Note: For applicant see section 6.
  1. It is well established in law that, in order to succeed under this ground of opposition, the Opponent must establish three factors being the use of another trade mark:
i) that is either identical or substantially so to the applied-for trade mark[22],
ii) that has been used in relation to goods and services which are ‘the same kind of thing’ as that for which registration is sought[23], and
iii) which occurred prior to the application to register or any actual use of the applied-for trade mark, whichever is the earlier.[24]
  1. It appears that the Opponent relies upon use of the word Jewelscan in plain text (such as in Mr. Beaumont’s Powerpoint® presentation and in his follow up emails) in establishing that the Applicant is not the owner of the applied-for trade mark. Whilst the word Jewelscan is a major element in the applied-for trade mark the question of substantial identity must be arrived at after comparing the trade marks:
...side by side, their similarities and differences noted and the importance of these assessed having regard to the essential features of the registered mark and the total impression of resemblance or dissimilarity that emerges from the comparison.[25]
  1. The applied-for mark contains, as well as the word Jewelscan, an image of a ring with a gemstone and the domain name ‘jewelscan.com.au’. It was stressed in Carnival Cruise Lines Inc. v Sitmar Cruises Ltd[26] that in order to establish a ground under section 58, the marks in question must at a minimum be substantially identical:
When the decision is understood in this way, it does not supply any general authority for the proposition that in the case of disputed claims to proprietorship under the present statute anything less than substantial identity will suffice...It requires a total impression of similarity to emerge from a comparison between the two marks. In a real sense a claim to proprietorship of the one extends to the other. But to go beyond this is, in my view, not possible.
  1. In assessing the marks as a whole I consider the additional features of the applied-for trade mark preclude a finding of substantial identity. The image of a ring with a gemstone is a significant feature of the applied-for mark, as is the domain name (albeit arguably to a lesser degree). The use of the Jewelscan word trade mark is therefore not use of essentially the same trade mark as that applied for, and the ground fails at this hurdle.
Section 62A
  1. Section 62A of the Act provides:
The registration of a trade mark may be opposed on the ground that the application was made in bad faith.
  1. Bad faith for the purposes of section 62A must be assessed as at the date of filing the application and must relate to the making of the application. It has been found that whilst the seriousness of an allegation of bad faith “impugns the character of an individual or collective character of a business...”[27], the standard of proof remains as the balance of probabilities rather than that of beyond reasonable doubt[28].
  2. Lord Hutton’s comments, in Harrisons Trade Mark[29], is of assistance in considering trade mark applications made in bad faith as contemplated by section 62A:
The words “bad faith” suggest a mental state. Clearly when considering the question of whether an application to register is made in bad faith all the circumstances will be relevant. However, the court must decide whether the knowledge of the applicant was such that his decision to apply for registration would be regarded as bad faith by persons adopting proper standards.

### Extracted material
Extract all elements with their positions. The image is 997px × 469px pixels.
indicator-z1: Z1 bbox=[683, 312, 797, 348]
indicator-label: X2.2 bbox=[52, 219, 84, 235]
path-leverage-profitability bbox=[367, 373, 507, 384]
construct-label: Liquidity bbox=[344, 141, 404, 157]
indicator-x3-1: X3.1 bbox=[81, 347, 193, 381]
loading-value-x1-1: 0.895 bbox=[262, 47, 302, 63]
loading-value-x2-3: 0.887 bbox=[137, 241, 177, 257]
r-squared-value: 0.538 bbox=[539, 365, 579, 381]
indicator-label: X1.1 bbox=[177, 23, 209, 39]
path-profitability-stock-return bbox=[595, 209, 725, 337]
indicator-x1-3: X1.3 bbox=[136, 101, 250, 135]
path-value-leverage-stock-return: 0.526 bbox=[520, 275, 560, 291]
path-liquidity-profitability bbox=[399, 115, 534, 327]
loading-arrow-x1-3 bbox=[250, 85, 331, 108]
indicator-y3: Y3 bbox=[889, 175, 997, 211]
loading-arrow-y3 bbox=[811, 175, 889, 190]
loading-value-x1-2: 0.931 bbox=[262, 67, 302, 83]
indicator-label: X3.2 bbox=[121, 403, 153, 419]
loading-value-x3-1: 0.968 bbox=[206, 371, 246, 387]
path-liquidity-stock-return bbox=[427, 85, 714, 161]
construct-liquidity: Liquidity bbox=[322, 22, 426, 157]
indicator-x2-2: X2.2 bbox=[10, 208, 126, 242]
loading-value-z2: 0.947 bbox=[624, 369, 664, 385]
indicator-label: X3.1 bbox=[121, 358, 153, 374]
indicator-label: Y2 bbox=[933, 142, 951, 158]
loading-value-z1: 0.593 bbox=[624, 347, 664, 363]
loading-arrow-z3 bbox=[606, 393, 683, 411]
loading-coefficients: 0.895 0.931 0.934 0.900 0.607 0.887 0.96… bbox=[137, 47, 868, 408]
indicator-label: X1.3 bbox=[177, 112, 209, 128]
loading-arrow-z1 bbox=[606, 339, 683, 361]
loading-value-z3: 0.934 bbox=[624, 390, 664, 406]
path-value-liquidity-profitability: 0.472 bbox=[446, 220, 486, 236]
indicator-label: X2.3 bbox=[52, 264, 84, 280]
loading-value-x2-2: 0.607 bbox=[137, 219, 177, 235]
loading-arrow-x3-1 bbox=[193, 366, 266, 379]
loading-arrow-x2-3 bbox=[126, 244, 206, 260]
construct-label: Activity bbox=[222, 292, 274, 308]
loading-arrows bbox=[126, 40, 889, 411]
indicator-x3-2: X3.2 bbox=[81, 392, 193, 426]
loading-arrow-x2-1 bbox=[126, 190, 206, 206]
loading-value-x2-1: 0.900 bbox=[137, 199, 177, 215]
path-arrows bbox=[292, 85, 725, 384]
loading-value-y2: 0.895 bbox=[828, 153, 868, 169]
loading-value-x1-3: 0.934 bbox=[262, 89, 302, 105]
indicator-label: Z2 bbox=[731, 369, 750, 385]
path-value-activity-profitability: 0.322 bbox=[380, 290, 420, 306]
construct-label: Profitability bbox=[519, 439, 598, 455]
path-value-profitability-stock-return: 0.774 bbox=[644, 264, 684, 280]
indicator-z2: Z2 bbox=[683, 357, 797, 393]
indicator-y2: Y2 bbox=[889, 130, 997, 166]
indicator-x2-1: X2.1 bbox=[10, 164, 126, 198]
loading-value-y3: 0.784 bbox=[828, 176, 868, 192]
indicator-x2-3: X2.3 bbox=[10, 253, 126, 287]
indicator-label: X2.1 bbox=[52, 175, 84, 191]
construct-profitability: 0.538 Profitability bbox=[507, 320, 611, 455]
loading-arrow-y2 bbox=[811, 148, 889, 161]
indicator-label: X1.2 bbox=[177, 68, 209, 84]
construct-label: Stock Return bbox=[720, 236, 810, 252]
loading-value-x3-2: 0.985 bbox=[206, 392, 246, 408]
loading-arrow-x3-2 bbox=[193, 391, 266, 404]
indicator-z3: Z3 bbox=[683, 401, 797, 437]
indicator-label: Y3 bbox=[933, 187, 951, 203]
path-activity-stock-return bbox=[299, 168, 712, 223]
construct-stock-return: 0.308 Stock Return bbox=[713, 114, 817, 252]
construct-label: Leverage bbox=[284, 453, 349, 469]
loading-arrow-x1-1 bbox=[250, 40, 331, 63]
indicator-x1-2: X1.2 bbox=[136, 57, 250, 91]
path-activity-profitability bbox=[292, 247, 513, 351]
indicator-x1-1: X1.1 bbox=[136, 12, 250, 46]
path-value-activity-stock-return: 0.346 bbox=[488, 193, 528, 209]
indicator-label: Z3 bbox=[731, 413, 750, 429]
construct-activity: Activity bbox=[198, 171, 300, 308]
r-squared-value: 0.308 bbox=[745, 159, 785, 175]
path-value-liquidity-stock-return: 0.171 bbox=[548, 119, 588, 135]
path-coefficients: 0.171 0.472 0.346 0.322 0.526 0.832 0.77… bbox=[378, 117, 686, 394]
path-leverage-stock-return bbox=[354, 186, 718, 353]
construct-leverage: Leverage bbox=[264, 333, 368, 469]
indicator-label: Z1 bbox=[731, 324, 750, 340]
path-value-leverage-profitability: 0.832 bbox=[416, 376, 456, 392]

### Stated problem 1
Answer these questions from the trade mark decision extract.
(a) Besides the word Jewelscan, what does the applied-for mark contain?
(b) As at what date must bad faith under section 62A be assessed?
(c) What standard of proof applies to an allegation of bad faith?
### Stated problem 2
For each statement, say yes or no according to the trade mark decision extract, and quote the words of the extract that decide it.
(a) An allegation of bad faith must be proved beyond reasonable doubt.
(b) The ground based on use of the Jewelscan word trade mark fails.
(c) The domain name is a more significant feature of the applied-for mark than the image of the ring.
### Stated problem 3
Transcribe the part of the trade mark decision extract between "1. In assessing" and "at this hurdle.", inclusive.

### Written answer 1
(a) An image of a ring with a gemstone and the domain name 'jewelscan.com.au'.
(b) As at the date of filing the application.
(c) The balance of probabilities.

### Written answer 2
(a) No: "the standard of proof remains as the balance of probabilities rather than that of beyond reasonable doubt"
(b) Yes: "The use of the Jewelscan word trade mark is therefore not use of essentially the same trade mark as that applied for, and the ground fails at this hurdle."
(c) No: "as is the domain name (albeit arguably to a lesser degree)"

### Written answer 3
1. In assessing the marks as a whole I consider the additional features of the applied-for trade mark preclude a finding of substantial identity. The image of a ring with a gemstone is a significant feature of the applied-for mark, as is the domain name (albeit arguably to a lesser degree). The use of the Jewelscan word trade mark is therefore not use of essentially the same trade mark as that applied for, and the ground fails at this hurdle.